------ Dataset extract

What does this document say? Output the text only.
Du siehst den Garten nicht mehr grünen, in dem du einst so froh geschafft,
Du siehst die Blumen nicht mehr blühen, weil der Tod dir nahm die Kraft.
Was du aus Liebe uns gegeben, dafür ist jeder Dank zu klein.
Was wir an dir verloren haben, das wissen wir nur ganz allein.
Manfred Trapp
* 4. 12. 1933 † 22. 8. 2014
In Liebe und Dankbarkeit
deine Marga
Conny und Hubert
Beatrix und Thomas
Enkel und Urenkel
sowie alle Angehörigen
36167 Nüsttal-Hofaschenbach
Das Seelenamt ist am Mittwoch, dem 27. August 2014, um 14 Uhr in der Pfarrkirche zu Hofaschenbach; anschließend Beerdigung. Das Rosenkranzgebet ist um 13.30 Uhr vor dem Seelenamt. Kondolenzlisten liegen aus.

------------

* [Aim of the exercise] Report all lines of the material that contain the word "nicht".

* [Result of this task]
Du siehst den Garten nicht mehr grünen, in dem du einst so froh geschafft,
Du siehst die Blumen nicht mehr blühen, weil der Tod dir nahm die Kraft.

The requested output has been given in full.